Material shown:
┄┄┄┄┄┄┄┄┄┄

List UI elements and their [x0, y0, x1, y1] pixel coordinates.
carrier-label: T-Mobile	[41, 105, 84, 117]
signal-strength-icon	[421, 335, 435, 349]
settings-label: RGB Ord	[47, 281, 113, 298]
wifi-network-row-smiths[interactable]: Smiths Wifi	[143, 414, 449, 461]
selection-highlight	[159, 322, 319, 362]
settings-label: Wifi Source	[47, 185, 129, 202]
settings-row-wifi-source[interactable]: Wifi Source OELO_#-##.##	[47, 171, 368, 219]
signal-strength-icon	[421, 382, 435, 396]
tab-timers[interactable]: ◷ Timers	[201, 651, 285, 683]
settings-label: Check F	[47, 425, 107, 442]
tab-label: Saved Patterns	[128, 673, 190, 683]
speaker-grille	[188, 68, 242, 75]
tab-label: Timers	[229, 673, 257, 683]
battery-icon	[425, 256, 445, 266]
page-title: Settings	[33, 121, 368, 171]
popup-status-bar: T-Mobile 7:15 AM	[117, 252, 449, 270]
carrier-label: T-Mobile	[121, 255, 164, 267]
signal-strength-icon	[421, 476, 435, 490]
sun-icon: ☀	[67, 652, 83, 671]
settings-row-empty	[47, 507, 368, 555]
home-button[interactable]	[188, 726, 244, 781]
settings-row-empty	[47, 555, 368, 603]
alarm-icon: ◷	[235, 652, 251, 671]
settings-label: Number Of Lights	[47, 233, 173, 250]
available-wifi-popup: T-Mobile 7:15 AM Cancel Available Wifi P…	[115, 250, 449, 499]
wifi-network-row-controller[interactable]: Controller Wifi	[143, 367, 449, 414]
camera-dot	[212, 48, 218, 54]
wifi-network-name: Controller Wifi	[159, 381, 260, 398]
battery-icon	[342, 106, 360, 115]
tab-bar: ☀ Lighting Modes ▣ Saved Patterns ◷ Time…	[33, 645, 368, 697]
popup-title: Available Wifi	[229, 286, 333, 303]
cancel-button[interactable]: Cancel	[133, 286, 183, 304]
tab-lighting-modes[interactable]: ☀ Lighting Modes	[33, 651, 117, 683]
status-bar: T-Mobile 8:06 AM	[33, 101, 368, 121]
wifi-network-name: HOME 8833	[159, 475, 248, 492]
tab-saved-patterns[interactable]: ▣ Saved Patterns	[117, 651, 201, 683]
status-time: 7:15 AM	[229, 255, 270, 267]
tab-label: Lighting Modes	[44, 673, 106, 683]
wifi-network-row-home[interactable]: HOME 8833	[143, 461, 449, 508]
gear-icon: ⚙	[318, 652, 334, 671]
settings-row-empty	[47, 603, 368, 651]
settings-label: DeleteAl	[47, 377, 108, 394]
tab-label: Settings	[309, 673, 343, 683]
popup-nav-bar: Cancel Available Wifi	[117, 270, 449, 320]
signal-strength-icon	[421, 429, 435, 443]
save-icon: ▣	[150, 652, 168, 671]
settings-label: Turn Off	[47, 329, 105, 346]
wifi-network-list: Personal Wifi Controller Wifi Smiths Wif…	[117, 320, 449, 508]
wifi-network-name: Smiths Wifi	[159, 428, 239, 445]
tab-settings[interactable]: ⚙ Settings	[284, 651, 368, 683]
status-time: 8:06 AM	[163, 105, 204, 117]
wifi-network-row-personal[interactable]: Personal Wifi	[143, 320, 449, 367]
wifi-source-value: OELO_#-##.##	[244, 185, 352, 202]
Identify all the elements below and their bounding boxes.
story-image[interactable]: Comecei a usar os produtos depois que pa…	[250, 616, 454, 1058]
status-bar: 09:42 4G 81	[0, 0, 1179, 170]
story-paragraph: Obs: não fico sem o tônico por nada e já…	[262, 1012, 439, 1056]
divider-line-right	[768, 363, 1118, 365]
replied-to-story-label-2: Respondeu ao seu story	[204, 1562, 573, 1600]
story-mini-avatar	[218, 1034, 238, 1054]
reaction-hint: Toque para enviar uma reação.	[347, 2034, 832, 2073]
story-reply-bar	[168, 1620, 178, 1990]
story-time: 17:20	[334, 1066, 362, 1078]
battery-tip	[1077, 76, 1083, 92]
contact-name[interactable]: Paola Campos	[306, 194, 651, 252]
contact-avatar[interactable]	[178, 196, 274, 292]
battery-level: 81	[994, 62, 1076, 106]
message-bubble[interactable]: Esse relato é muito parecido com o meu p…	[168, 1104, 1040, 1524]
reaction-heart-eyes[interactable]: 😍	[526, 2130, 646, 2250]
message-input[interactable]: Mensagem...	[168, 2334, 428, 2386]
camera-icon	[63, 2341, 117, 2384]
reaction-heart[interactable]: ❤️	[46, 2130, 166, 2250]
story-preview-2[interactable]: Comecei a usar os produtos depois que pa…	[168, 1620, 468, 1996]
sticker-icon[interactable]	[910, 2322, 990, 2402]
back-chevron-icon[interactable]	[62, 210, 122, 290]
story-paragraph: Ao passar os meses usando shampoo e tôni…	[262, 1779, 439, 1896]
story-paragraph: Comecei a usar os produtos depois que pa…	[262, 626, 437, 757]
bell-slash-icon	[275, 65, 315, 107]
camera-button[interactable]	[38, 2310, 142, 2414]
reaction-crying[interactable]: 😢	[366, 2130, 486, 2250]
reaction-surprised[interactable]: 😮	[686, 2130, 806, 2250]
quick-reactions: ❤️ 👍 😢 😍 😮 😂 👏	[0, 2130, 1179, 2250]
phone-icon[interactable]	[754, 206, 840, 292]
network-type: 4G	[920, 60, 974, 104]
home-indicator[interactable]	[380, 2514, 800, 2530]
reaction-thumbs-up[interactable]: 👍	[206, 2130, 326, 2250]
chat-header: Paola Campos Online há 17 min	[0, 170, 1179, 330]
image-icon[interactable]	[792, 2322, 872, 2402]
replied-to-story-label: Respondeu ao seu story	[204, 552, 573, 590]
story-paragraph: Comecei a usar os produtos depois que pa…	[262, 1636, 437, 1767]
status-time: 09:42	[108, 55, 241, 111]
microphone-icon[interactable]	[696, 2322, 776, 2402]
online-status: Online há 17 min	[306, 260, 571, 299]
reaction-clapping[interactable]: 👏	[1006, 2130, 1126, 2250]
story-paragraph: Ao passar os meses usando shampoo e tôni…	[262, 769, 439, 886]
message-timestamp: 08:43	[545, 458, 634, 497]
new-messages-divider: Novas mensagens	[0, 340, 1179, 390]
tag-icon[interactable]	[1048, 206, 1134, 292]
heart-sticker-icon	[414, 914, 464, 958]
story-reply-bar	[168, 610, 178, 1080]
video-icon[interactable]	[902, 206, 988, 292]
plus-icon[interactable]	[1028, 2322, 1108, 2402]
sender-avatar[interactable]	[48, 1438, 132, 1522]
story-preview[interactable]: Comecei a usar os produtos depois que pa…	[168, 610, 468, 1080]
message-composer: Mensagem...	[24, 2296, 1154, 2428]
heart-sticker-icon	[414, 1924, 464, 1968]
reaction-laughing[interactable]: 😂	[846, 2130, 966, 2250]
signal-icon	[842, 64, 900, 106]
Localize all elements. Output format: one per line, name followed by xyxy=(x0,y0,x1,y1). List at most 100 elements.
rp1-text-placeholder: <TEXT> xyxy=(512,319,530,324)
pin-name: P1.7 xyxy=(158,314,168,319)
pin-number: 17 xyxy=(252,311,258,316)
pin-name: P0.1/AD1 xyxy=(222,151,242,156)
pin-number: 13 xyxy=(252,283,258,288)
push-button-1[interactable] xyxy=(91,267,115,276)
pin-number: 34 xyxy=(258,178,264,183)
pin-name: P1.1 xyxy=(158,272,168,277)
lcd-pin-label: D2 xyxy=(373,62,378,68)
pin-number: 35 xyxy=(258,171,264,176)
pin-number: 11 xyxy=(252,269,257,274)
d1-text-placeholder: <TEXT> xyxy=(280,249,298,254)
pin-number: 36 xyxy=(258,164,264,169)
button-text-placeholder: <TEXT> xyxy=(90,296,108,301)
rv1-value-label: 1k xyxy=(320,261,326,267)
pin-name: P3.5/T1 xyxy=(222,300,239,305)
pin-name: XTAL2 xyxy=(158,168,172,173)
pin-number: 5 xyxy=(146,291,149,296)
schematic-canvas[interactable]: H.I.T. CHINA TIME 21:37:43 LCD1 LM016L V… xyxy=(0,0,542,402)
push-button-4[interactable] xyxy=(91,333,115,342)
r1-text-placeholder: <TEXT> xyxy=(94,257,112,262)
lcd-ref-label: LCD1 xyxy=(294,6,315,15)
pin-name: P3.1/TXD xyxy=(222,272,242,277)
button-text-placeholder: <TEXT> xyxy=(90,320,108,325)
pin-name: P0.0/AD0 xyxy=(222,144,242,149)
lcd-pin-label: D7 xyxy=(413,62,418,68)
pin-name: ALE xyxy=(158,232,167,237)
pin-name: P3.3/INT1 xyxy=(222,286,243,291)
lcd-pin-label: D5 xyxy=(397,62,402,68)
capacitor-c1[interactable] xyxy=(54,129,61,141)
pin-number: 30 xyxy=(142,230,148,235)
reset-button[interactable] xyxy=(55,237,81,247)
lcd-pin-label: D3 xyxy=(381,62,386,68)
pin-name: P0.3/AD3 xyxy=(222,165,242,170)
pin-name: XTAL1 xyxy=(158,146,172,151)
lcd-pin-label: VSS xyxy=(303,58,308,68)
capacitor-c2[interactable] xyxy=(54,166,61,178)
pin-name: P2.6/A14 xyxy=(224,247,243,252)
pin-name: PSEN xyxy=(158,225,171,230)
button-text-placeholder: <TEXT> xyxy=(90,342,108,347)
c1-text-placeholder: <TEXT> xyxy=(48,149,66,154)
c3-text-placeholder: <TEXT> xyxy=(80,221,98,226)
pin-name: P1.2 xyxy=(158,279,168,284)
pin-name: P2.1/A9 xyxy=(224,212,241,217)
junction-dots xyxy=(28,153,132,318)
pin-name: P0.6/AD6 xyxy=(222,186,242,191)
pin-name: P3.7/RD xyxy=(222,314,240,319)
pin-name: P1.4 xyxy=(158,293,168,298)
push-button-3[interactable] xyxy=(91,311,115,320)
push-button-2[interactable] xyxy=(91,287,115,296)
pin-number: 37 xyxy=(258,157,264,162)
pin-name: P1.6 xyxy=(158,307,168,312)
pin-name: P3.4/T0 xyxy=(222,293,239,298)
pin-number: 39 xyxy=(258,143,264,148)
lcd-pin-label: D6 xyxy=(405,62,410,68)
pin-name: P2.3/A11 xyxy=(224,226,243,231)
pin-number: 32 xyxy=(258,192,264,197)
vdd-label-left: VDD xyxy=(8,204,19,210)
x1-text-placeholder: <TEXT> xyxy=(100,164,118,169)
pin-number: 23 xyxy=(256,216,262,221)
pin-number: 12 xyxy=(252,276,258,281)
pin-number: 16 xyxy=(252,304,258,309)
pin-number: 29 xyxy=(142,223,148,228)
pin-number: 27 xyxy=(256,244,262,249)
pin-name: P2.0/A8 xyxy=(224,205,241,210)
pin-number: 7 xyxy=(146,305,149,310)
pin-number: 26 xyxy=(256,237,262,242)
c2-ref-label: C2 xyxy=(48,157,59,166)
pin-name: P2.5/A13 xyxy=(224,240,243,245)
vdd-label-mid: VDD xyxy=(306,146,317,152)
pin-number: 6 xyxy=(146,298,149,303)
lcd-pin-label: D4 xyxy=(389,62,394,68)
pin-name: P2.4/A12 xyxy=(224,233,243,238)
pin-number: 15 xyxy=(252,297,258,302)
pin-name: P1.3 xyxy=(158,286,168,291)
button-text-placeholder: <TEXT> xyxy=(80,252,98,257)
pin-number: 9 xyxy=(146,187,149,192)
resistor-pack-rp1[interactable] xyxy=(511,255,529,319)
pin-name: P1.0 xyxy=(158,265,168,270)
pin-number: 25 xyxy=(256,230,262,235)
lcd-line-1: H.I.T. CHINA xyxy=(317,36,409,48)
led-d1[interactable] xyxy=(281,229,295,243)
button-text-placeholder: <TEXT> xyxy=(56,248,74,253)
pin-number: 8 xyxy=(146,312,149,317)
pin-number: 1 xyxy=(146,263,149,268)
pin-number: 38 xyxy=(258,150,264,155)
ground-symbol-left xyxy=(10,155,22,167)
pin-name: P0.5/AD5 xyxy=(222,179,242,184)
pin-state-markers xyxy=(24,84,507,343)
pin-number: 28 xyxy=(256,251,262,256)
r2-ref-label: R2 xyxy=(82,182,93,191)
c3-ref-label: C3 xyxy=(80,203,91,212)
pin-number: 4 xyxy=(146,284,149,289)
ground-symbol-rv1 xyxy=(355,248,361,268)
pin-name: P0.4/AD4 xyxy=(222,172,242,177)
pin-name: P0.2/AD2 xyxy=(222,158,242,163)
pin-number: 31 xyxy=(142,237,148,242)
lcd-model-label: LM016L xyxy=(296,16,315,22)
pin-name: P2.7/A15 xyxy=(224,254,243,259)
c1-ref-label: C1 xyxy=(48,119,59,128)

┄┄┄┄┄┄┄┄┄┄

Task statement:
Express everything from the start of the records down to the line containing "185, 129, 202]" as a Markdown table with columns No. and Entry, one row per line and blank lines omitted.

Answer to this problem:
| No. | Entry |
|---|---|
| 1 | List UI elements and their [x0, y0, x1, y1] pixel coordinates. |
| 2 | carrier-label: T-Mobile	[41, 105, 84, 117] |
| 3 | signal-strength-icon	[421, 335, 435, 349] |
| 4 | settings-label: RGB Ord	[47, 281, 113, 298] |
| 5 | wifi-network-row-smiths[interactable]: Smiths Wifi	[143, 414, 449, 461] |
| 6 | selection-highlight	[159, 322, 319, 362] |
| 7 | settings-label: Wifi Source	[47, 185, 129, 202] |